Work to complete
Repeat every record below exactly, leaving out the pictures.

Supplied information

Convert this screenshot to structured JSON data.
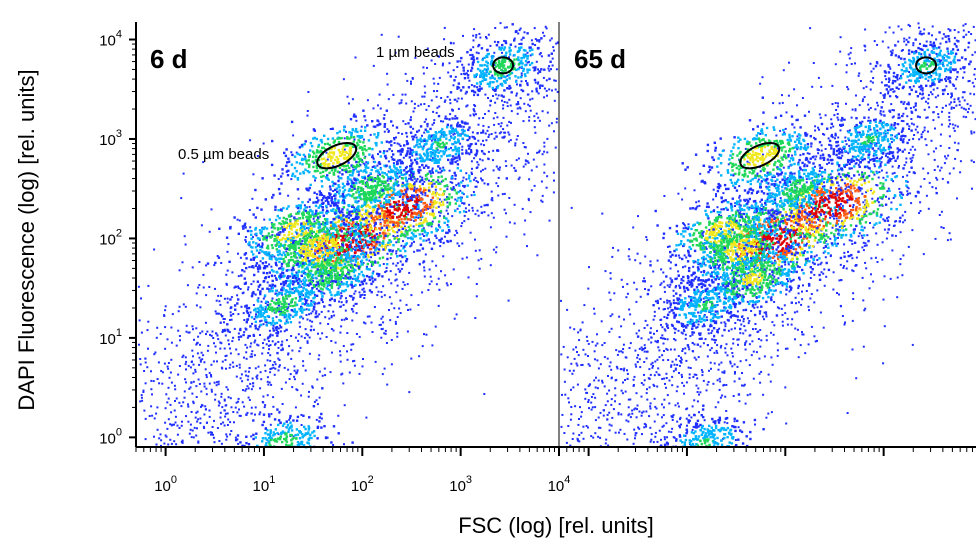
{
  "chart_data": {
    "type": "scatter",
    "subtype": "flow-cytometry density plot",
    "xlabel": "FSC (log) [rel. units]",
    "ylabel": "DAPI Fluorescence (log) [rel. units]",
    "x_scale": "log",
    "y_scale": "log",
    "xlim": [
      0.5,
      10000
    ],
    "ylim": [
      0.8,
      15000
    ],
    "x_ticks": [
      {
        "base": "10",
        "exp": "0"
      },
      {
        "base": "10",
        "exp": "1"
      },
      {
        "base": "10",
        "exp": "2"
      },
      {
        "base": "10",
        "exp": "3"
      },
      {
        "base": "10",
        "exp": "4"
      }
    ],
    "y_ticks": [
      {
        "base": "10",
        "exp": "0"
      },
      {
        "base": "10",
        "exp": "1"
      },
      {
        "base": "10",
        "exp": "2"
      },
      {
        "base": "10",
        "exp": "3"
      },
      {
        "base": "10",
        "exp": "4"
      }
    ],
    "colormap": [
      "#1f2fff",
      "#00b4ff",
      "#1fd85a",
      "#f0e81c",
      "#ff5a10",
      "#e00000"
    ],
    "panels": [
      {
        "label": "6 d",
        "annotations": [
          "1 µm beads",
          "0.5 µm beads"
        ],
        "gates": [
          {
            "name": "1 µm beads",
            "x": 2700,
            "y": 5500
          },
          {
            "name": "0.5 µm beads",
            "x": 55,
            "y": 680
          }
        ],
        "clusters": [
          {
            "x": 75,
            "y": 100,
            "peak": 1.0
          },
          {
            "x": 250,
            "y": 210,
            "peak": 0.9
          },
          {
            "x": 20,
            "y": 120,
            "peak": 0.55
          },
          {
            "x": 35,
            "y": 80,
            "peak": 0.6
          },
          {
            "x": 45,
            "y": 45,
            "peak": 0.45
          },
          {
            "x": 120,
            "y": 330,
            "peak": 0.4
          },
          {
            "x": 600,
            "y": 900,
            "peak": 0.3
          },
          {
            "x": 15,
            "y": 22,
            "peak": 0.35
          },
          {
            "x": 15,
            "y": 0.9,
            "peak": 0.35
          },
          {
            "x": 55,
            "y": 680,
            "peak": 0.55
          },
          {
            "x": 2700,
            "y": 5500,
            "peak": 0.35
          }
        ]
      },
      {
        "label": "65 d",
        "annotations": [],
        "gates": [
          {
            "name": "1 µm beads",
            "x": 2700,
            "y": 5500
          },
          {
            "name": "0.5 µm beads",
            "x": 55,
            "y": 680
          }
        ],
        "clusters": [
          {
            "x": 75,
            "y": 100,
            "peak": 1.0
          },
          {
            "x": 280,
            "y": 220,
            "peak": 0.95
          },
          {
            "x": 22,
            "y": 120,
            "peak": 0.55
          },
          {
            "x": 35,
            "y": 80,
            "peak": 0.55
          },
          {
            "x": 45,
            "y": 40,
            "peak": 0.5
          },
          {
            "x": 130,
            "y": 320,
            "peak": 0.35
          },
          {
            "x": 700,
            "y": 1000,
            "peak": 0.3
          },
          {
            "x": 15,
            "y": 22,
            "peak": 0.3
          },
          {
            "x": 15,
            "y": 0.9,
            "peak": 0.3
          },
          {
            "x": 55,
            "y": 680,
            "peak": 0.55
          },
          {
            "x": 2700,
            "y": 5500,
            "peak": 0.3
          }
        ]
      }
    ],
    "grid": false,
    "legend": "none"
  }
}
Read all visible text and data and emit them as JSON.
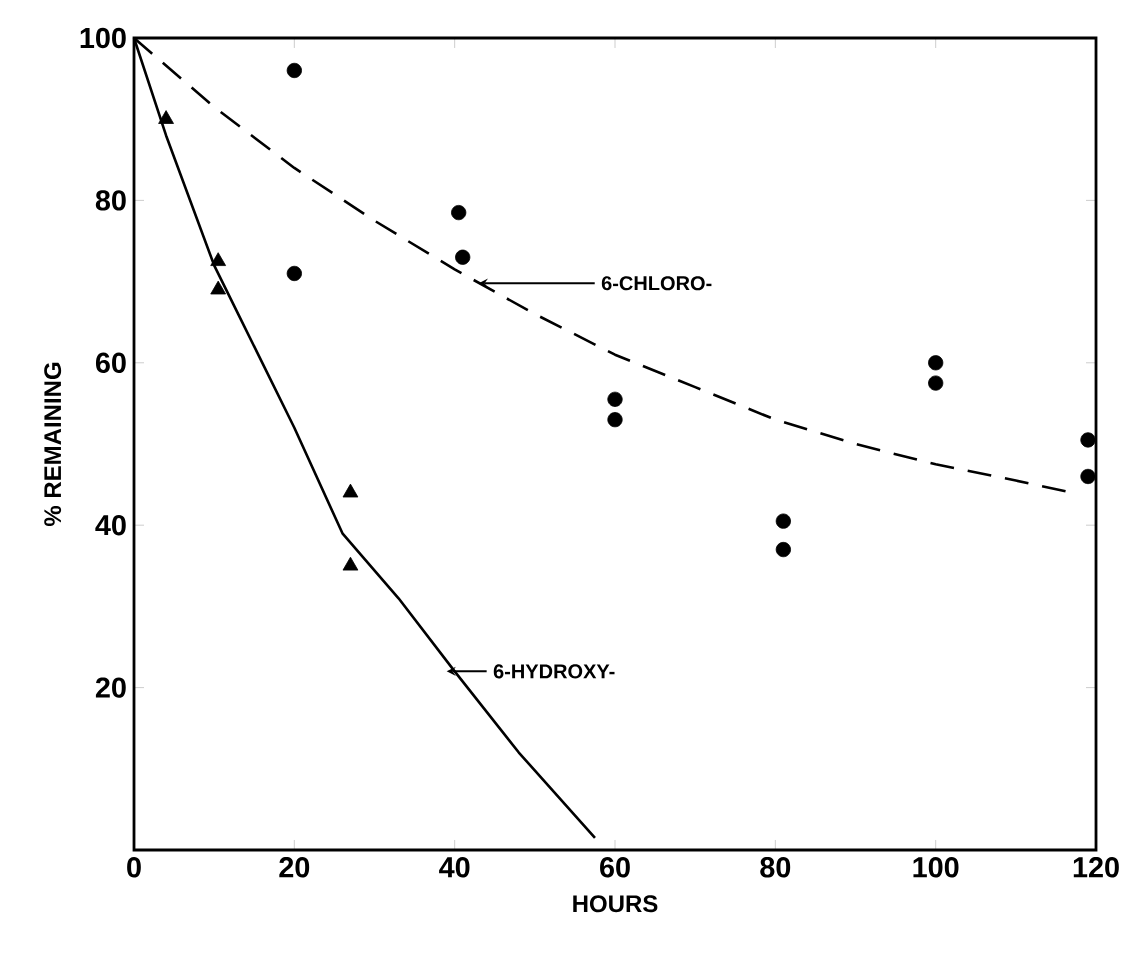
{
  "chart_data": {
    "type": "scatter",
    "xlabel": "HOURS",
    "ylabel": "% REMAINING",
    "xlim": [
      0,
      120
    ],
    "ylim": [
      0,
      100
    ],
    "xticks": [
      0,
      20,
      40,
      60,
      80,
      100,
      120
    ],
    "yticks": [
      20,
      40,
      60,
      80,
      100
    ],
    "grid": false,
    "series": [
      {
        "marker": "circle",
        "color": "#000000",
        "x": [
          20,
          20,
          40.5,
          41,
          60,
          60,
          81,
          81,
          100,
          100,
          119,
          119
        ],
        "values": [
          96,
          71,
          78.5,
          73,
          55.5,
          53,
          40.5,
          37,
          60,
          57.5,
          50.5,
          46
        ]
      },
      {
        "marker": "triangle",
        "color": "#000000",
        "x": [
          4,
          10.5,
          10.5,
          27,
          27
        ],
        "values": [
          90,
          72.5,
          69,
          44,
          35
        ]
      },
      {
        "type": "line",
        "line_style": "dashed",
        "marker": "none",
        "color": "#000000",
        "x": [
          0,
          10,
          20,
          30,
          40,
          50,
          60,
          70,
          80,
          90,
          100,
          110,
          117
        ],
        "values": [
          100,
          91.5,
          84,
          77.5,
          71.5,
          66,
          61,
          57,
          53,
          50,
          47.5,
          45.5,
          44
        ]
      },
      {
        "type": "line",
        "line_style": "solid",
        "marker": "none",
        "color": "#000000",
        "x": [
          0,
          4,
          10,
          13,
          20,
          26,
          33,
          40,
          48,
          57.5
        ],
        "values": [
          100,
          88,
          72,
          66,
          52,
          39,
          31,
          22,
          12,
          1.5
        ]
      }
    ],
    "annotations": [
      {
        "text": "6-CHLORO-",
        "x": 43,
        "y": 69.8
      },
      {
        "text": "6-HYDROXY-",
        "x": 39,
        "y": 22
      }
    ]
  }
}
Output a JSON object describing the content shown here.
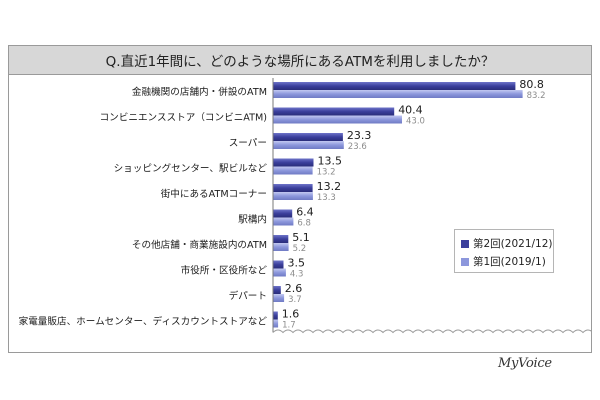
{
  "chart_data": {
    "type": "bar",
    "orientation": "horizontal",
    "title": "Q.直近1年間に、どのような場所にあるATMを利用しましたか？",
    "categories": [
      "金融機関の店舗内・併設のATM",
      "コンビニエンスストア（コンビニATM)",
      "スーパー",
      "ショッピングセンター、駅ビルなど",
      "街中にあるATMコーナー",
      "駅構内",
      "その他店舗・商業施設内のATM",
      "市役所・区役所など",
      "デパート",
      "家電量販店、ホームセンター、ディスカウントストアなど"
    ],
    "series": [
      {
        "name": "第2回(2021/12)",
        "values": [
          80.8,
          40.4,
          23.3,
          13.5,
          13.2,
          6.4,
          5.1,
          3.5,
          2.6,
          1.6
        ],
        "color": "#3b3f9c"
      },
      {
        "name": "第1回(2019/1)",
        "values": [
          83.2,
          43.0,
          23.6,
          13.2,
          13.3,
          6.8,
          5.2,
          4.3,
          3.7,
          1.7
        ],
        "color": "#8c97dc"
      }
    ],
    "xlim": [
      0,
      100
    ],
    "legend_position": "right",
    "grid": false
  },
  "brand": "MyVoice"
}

Written solution
Convert this screenshot to structured JSON data.
{
  "chart_data": {
    "type": "scatter",
    "subtype": "flow-cytometry density plot",
    "xlabel": "FSC (log) [rel. units]",
    "ylabel": "DAPI Fluorescence (log) [rel. units]",
    "x_scale": "log",
    "y_scale": "log",
    "xlim": [
      0.5,
      10000
    ],
    "ylim": [
      0.8,
      15000
    ],
    "x_ticks": [
      {
        "base": "10",
        "exp": "0"
      },
      {
        "base": "10",
        "exp": "1"
      },
      {
        "base": "10",
        "exp": "2"
      },
      {
        "base": "10",
        "exp": "3"
      },
      {
        "base": "10",
        "exp": "4"
      }
    ],
    "y_ticks": [
      {
        "base": "10",
        "exp": "0"
      },
      {
        "base": "10",
        "exp": "1"
      },
      {
        "base": "10",
        "exp": "2"
      },
      {
        "base": "10",
        "exp": "3"
      },
      {
        "base": "10",
        "exp": "4"
      }
    ],
    "colormap": [
      "#1f2fff",
      "#00b4ff",
      "#1fd85a",
      "#f0e81c",
      "#ff5a10",
      "#e00000"
    ],
    "panels": [
      {
        "label": "6 d",
        "annotations": [
          "1 µm beads",
          "0.5 µm beads"
        ],
        "gates": [
          {
            "name": "1 µm beads",
            "x": 2700,
            "y": 5500
          },
          {
            "name": "0.5 µm beads",
            "x": 55,
            "y": 680
          }
        ],
        "clusters": [
          {
            "x": 75,
            "y": 100,
            "peak": 1.0
          },
          {
            "x": 250,
            "y": 210,
            "peak": 0.9
          },
          {
            "x": 20,
            "y": 120,
            "peak": 0.55
          },
          {
            "x": 35,
            "y": 80,
            "peak": 0.6
          },
          {
            "x": 45,
            "y": 45,
            "peak": 0.45
          },
          {
            "x": 120,
            "y": 330,
            "peak": 0.4
          },
          {
            "x": 600,
            "y": 900,
            "peak": 0.3
          },
          {
            "x": 15,
            "y": 22,
            "peak": 0.35
          },
          {
            "x": 15,
            "y": 0.9,
            "peak": 0.35
          },
          {
            "x": 55,
            "y": 680,
            "peak": 0.55
          },
          {
            "x": 2700,
            "y": 5500,
            "peak": 0.35
          }
        ]
      },
      {
        "label": "65 d",
        "annotations": [],
        "gates": [
          {
            "name": "1 µm beads",
            "x": 2700,
            "y": 5500
          },
          {
            "name": "0.5 µm beads",
            "x": 55,
            "y": 680
          }
        ],
        "clusters": [
          {
            "x": 75,
            "y": 100,
            "peak": 1.0
          },
          {
            "x": 280,
            "y": 220,
            "peak": 0.95
          },
          {
            "x": 22,
            "y": 120,
            "peak": 0.55
          },
          {
            "x": 35,
            "y": 80,
            "peak": 0.55
          },
          {
            "x": 45,
            "y": 40,
            "peak": 0.5
          },
          {
            "x": 130,
            "y": 320,
            "peak": 0.35
          },
          {
            "x": 700,
            "y": 1000,
            "peak": 0.3
          },
          {
            "x": 15,
            "y": 22,
            "peak": 0.3
          },
          {
            "x": 15,
            "y": 0.9,
            "peak": 0.3
          },
          {
            "x": 55,
            "y": 680,
            "peak": 0.55
          },
          {
            "x": 2700,
            "y": 5500,
            "peak": 0.3
          }
        ]
      }
    ],
    "grid": false,
    "legend": "none"
  }
}
Read all visible text and data and emit them as JSON.
{
  "chart_data": {
    "type": "scatter",
    "xlabel": "HOURS",
    "ylabel": "% REMAINING",
    "xlim": [
      0,
      120
    ],
    "ylim": [
      0,
      100
    ],
    "xticks": [
      0,
      20,
      40,
      60,
      80,
      100,
      120
    ],
    "yticks": [
      20,
      40,
      60,
      80,
      100
    ],
    "grid": false,
    "series": [
      {
        "marker": "circle",
        "color": "#000000",
        "x": [
          20,
          20,
          40.5,
          41,
          60,
          60,
          81,
          81,
          100,
          100,
          119,
          119
        ],
        "values": [
          96,
          71,
          78.5,
          73,
          55.5,
          53,
          40.5,
          37,
          60,
          57.5,
          50.5,
          46
        ]
      },
      {
        "marker": "triangle",
        "color": "#000000",
        "x": [
          4,
          10.5,
          10.5,
          27,
          27
        ],
        "values": [
          90,
          72.5,
          69,
          44,
          35
        ]
      },
      {
        "type": "line",
        "line_style": "dashed",
        "marker": "none",
        "color": "#000000",
        "x": [
          0,
          10,
          20,
          30,
          40,
          50,
          60,
          70,
          80,
          90,
          100,
          110,
          117
        ],
        "values": [
          100,
          91.5,
          84,
          77.5,
          71.5,
          66,
          61,
          57,
          53,
          50,
          47.5,
          45.5,
          44
        ]
      },
      {
        "type": "line",
        "line_style": "solid",
        "marker": "none",
        "color": "#000000",
        "x": [
          0,
          4,
          10,
          13,
          20,
          26,
          33,
          40,
          48,
          57.5
        ],
        "values": [
          100,
          88,
          72,
          66,
          52,
          39,
          31,
          22,
          12,
          1.5
        ]
      }
    ],
    "annotations": [
      {
        "text": "6-CHLORO-",
        "x": 43,
        "y": 69.8
      },
      {
        "text": "6-HYDROXY-",
        "x": 39,
        "y": 22
      }
    ]
  }
}
Output a JSON object describing the content shown here.
{
  "chart_data": {
    "type": "bar",
    "orientation": "horizontal",
    "title": "Q.直近1年間に、どのような場所にあるATMを利用しましたか？",
    "categories": [
      "金融機関の店舗内・併設のATM",
      "コンビニエンスストア（コンビニATM)",
      "スーパー",
      "ショッピングセンター、駅ビルなど",
      "街中にあるATMコーナー",
      "駅構内",
      "その他店舗・商業施設内のATM",
      "市役所・区役所など",
      "デパート",
      "家電量販店、ホームセンター、ディスカウントストアなど"
    ],
    "series": [
      {
        "name": "第2回(2021/12)",
        "values": [
          80.8,
          40.4,
          23.3,
          13.5,
          13.2,
          6.4,
          5.1,
          3.5,
          2.6,
          1.6
        ],
        "color": "#3b3f9c"
      },
      {
        "name": "第1回(2019/1)",
        "values": [
          83.2,
          43.0,
          23.6,
          13.2,
          13.3,
          6.8,
          5.2,
          4.3,
          3.7,
          1.7
        ],
        "color": "#8c97dc"
      }
    ],
    "xlim": [
      0,
      100
    ],
    "legend_position": "right",
    "grid": false
  },
  "brand": "MyVoice"
}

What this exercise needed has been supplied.